▶ [PAGE EXCERPT]
┌──

PDA

View Full Version : As homeless band together, a modern-day shantytown is born


Chuck
January 27th, 2007, 02:54 PM
By Michelle Kosinski
Correspondent
NBC News
Updated: 7:44 p.m. ET Jan 26, 2007


MIAMI - In the shadows of gleaming million-dollar condos, some 5,000 homeless people live in Miami.

And since October, some live here homeless, but not without four walls.

"Here, versus sleeping up underneath a bridge, you don't have to worry about anybody stealing your stuff," says one resident.

They have built their own village ? wood and cardboard and ingenuity.

"We are digging a well for our water," says another resident.

In the middle of the city, on a vacant lot.

"Over here we built a shower," the resident says. "This is cool."

It started as a few tents, then, a protest of not enough affordable housing. Now, 44 people live here, and there's a waiting list.

└──

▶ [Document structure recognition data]
┌──

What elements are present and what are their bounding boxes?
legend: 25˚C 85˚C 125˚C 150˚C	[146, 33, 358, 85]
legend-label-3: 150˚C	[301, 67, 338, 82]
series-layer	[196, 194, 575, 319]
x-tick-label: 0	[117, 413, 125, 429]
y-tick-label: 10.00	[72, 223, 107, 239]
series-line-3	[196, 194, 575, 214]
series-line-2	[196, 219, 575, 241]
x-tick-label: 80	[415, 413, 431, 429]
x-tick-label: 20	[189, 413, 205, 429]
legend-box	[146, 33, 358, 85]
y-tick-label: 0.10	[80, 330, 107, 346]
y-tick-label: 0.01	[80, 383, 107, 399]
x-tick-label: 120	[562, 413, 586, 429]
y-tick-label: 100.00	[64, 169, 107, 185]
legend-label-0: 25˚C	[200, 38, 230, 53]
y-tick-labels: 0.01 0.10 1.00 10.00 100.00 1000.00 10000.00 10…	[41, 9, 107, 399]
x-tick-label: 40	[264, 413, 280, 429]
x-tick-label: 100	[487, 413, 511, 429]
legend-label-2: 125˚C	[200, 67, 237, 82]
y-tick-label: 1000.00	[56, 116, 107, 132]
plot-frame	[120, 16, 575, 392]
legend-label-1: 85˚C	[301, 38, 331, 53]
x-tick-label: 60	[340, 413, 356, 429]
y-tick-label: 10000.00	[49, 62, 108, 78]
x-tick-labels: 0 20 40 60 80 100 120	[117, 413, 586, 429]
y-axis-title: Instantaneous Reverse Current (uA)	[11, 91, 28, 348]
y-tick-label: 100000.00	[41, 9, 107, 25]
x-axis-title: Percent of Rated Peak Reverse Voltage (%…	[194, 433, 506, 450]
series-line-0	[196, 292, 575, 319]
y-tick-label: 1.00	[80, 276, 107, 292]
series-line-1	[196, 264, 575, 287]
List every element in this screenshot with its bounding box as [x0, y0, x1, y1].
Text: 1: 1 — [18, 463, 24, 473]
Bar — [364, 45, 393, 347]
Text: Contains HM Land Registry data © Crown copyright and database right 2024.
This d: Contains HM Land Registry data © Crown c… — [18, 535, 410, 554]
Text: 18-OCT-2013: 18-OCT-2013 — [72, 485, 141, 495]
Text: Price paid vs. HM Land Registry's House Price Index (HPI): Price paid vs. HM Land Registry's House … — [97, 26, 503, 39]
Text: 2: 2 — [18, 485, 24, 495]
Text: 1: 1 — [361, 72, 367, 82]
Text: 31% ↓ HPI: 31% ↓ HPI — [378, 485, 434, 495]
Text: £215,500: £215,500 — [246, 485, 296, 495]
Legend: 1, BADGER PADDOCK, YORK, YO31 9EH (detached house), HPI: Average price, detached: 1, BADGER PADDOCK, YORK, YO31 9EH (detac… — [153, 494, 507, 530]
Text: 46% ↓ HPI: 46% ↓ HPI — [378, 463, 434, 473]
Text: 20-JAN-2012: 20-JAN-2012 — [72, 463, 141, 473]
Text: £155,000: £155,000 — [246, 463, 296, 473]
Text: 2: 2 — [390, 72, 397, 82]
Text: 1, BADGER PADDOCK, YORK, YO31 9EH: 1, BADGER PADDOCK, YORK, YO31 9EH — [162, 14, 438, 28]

└──

▶ [REQUIRED WORK]
1 – According to the Miami shantytown article, how many people now live in the village?
2 – Reproduce the stretch of the Miami shantytown article from "And since October, some" through "says another resident.".
3 – Rewrite the paragraph of the Miami shantytown article beginning "It started as a few tents" as a brief list that keeps its main facts.

▶ [YOUR WRITTEN ANSWERS]
1 – Forty-four people live there.

2 –
And since October, some live here homeless, but not without four walls.

"Here, versus sleeping up underneath a bridge, you don't have to worry about anybody stealing your stuff," says one resident.

They have built their own village ? wood and cardboard and ingenuity.

"We are digging a well for our water," says another resident.

3 –
- Began as a few tents
- Became a protest over insufficient affordable housing
- Now houses 44 people
- Has a waiting list